WRITTEN INSTRUCTION: Go through the material below and copy each line where the word "新規に貼り付ける" appears.

--- RECORDS FOR PROCESSING ---

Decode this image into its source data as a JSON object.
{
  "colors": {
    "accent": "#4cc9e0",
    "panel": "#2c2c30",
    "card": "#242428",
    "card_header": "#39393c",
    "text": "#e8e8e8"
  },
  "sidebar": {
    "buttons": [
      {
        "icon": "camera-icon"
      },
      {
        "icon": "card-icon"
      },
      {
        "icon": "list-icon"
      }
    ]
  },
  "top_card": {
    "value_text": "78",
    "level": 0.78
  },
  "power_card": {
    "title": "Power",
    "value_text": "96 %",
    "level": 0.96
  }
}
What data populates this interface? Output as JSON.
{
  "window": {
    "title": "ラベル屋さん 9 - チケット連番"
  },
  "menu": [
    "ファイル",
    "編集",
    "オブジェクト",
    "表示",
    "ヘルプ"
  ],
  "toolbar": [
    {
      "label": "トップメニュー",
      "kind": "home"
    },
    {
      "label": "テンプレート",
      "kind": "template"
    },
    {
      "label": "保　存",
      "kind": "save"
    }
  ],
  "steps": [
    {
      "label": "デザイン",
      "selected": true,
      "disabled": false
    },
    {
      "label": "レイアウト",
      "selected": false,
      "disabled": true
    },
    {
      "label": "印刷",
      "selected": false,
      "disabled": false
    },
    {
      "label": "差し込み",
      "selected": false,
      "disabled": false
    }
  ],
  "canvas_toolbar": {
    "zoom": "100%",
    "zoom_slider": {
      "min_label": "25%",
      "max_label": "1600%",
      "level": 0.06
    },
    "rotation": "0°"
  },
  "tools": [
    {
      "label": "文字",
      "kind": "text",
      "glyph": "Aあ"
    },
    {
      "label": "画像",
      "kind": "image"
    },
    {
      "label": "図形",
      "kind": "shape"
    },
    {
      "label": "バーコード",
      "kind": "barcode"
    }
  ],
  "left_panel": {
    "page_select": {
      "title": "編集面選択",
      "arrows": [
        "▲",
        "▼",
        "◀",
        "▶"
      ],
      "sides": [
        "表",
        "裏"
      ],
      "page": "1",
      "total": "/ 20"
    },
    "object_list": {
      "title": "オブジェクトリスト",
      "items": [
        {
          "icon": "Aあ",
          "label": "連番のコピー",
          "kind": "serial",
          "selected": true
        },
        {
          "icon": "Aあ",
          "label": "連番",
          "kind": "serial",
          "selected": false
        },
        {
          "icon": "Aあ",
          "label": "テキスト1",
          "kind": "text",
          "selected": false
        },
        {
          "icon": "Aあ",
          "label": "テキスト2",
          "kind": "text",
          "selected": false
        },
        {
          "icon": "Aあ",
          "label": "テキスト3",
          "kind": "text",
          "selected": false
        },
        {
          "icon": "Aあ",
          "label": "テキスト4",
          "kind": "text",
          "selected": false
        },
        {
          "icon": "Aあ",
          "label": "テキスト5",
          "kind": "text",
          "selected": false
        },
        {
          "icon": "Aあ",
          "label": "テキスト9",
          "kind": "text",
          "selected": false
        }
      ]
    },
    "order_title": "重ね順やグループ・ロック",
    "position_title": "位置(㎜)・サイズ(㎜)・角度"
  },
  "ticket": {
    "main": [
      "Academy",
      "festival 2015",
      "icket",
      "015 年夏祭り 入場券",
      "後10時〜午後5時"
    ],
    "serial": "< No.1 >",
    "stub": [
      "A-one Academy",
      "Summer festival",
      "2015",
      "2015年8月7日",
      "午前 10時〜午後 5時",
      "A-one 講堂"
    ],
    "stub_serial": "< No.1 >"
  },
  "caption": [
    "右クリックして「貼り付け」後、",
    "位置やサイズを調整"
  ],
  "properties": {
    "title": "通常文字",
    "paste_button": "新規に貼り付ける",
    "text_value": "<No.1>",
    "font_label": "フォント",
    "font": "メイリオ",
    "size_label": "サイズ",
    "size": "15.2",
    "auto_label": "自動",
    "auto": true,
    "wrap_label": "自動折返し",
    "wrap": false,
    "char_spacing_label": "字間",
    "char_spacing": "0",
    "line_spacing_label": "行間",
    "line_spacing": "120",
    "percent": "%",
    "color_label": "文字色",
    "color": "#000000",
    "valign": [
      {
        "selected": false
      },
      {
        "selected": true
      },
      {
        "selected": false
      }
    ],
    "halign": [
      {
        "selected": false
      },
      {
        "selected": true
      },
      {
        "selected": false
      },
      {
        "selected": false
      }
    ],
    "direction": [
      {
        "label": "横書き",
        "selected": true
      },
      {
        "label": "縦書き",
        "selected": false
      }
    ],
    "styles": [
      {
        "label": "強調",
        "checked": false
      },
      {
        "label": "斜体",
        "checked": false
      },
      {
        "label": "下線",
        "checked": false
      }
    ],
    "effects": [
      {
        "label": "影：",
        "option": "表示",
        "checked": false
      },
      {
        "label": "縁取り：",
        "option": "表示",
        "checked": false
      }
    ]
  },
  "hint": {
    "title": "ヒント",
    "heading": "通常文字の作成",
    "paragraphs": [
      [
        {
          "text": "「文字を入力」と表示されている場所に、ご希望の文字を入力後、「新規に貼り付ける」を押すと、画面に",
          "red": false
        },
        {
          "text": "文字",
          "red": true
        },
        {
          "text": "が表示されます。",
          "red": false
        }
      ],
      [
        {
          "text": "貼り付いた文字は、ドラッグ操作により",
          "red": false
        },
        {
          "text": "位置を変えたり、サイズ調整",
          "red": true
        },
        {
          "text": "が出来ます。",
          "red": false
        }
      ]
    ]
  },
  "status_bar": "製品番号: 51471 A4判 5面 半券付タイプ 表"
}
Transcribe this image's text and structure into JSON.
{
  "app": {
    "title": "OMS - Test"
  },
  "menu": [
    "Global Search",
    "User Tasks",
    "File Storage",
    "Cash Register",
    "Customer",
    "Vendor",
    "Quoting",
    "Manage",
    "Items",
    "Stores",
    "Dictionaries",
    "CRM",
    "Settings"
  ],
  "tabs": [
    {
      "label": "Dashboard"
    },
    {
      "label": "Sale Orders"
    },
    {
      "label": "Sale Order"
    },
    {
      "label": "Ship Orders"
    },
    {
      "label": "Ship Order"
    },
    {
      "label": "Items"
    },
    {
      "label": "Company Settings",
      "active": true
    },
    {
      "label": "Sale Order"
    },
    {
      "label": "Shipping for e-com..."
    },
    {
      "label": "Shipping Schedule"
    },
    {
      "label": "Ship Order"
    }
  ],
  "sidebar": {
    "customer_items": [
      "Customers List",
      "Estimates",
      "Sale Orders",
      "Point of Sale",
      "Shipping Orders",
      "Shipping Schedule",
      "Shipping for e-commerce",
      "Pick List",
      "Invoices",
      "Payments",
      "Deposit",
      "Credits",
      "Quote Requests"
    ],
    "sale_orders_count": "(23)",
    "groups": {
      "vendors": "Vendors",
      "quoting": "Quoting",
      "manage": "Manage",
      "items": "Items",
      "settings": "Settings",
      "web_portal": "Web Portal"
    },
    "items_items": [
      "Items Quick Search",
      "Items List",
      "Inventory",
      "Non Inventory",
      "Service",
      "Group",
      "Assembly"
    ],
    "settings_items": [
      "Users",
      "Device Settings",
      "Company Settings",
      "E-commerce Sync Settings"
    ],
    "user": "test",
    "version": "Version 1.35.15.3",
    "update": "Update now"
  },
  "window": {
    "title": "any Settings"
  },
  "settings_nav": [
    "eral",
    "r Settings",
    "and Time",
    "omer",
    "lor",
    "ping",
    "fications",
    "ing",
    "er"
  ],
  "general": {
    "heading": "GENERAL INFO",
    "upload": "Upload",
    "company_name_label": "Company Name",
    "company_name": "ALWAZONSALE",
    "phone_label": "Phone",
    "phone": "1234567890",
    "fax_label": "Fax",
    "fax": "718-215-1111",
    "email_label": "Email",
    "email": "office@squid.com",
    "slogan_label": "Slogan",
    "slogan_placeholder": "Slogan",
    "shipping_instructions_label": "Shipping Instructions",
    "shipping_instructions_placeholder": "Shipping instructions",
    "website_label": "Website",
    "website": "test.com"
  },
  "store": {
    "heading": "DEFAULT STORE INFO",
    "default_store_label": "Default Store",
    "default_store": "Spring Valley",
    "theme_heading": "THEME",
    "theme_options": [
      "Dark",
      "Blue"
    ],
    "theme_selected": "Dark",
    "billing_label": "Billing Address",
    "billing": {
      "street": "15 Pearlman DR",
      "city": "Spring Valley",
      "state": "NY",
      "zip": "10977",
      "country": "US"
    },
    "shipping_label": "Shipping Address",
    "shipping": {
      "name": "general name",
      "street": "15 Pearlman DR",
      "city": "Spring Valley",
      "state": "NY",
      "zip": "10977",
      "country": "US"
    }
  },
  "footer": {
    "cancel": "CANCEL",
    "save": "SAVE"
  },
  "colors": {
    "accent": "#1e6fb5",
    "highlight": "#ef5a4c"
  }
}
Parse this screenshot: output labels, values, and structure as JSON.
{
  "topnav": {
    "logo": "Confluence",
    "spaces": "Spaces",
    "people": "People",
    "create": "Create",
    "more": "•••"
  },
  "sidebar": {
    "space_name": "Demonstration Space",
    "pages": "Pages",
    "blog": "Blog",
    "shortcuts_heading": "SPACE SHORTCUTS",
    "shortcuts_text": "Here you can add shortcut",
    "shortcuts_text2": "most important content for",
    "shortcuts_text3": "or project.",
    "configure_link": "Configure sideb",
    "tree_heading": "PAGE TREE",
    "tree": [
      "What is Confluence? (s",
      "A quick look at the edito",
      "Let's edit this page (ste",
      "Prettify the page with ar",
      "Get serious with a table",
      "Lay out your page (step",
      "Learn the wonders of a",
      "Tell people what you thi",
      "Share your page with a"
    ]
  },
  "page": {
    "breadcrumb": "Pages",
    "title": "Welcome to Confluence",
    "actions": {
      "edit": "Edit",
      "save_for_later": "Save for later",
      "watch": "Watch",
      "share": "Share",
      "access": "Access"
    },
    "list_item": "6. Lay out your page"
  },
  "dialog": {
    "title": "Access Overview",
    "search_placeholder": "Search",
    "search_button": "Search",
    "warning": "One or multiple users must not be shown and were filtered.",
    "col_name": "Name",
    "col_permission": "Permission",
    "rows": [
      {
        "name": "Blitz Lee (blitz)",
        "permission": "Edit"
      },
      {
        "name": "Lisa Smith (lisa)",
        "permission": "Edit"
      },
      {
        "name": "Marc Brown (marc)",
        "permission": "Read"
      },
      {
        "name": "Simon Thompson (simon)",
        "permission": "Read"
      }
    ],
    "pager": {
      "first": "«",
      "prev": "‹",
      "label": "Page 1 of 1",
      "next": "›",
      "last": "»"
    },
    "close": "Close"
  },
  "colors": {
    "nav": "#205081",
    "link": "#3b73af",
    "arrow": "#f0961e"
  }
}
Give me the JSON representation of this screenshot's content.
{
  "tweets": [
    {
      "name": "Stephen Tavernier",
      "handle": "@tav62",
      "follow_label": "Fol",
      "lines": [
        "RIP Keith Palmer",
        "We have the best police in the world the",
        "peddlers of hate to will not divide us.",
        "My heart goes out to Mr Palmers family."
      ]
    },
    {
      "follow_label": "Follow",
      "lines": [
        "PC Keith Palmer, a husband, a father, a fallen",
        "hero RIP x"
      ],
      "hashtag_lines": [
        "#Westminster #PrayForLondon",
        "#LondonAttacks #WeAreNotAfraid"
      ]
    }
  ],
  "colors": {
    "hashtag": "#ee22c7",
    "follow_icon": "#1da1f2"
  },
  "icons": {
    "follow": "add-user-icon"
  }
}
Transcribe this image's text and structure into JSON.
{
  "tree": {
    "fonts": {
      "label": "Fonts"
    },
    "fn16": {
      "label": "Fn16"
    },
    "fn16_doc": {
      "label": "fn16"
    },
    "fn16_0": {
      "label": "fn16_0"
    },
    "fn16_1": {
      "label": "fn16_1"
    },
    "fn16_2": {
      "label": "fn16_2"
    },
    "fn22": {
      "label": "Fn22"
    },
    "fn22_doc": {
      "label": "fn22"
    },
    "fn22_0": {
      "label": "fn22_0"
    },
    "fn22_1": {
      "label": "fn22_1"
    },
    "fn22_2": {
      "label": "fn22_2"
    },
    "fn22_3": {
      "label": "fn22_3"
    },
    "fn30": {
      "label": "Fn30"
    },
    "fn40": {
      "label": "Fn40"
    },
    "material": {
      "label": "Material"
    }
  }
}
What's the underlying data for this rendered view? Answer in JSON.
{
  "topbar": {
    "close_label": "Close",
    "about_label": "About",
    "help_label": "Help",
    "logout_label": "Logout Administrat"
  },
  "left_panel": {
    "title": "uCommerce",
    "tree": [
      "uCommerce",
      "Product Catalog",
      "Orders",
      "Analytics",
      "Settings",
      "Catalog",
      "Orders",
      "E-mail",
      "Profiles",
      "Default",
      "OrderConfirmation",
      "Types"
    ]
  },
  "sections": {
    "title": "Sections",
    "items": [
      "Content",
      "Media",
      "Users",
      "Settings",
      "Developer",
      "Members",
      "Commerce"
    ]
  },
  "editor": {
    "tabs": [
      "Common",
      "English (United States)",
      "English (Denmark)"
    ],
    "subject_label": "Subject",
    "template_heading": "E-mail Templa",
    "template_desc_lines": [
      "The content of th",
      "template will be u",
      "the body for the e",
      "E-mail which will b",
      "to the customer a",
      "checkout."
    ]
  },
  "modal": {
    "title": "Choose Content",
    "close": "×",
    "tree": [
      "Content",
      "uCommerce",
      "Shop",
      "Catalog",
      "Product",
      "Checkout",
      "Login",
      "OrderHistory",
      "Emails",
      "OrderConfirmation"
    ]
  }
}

---

CORRECT ANSWER:
    "paste_button": "新規に貼り付ける",
          "text": "「文字を入力」と表示されている場所に、ご希望の文字を入力後、「新規に貼り付ける」を押すと、画面に",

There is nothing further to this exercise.